------ LISTED RECORDS
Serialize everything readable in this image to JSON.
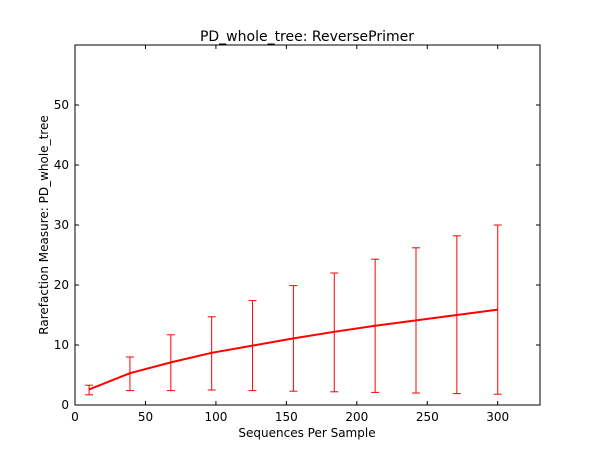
{
  "chart_data": {
    "type": "line",
    "title": "PD_whole_tree: ReversePrimer",
    "xlabel": "Sequences Per Sample",
    "ylabel": "Rarefaction Measure: PD_whole_tree",
    "xlim": [
      0,
      330
    ],
    "ylim": [
      0,
      60
    ],
    "xticks": [
      0,
      50,
      100,
      150,
      200,
      250,
      300
    ],
    "yticks": [
      0,
      10,
      20,
      30,
      40,
      50
    ],
    "grid": false,
    "legend": "none",
    "color": "#ff0000",
    "series": [
      {
        "x": [
          10,
          39,
          68,
          97,
          126,
          155,
          184,
          213,
          242,
          271,
          300
        ],
        "y": [
          2.6,
          5.3,
          7.1,
          8.7,
          9.9,
          11.1,
          12.2,
          13.2,
          14.1,
          15.0,
          15.9
        ],
        "err_low": [
          1.7,
          2.4,
          2.4,
          2.5,
          2.4,
          2.3,
          2.2,
          2.1,
          2.0,
          1.9,
          1.8
        ],
        "err_high": [
          3.3,
          8.0,
          11.7,
          14.7,
          17.4,
          19.9,
          22.0,
          24.3,
          26.2,
          28.2,
          30.0
        ]
      }
    ]
  }
}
------------
Omit the pictures, then quote the rest of the material above exactly.

Serialize everything readable in this image to JSON.
{
  "chart_data": {
    "type": "line",
    "title": "PD_whole_tree: ReversePrimer",
    "xlabel": "Sequences Per Sample",
    "ylabel": "Rarefaction Measure: PD_whole_tree",
    "xlim": [
      0,
      330
    ],
    "ylim": [
      0,
      60
    ],
    "xticks": [
      0,
      50,
      100,
      150,
      200,
      250,
      300
    ],
    "yticks": [
      0,
      10,
      20,
      30,
      40,
      50
    ],
    "grid": false,
    "legend": "none",
    "color": "#ff0000",
    "series": [
      {
        "x": [
          10,
          39,
          68,
          97,
          126,
          155,
          184,
          213,
          242,
          271,
          300
        ],
        "y": [
          2.6,
          5.3,
          7.1,
          8.7,
          9.9,
          11.1,
          12.2,
          13.2,
          14.1,
          15.0,
          15.9
        ],
        "err_low": [
          1.7,
          2.4,
          2.4,
          2.5,
          2.4,
          2.3,
          2.2,
          2.1,
          2.0,
          1.9,
          1.8
        ],
        "err_high": [
          3.3,
          8.0,
          11.7,
          14.7,
          17.4,
          19.9,
          22.0,
          24.3,
          26.2,
          28.2,
          30.0
        ]
      }
    ]
  }
}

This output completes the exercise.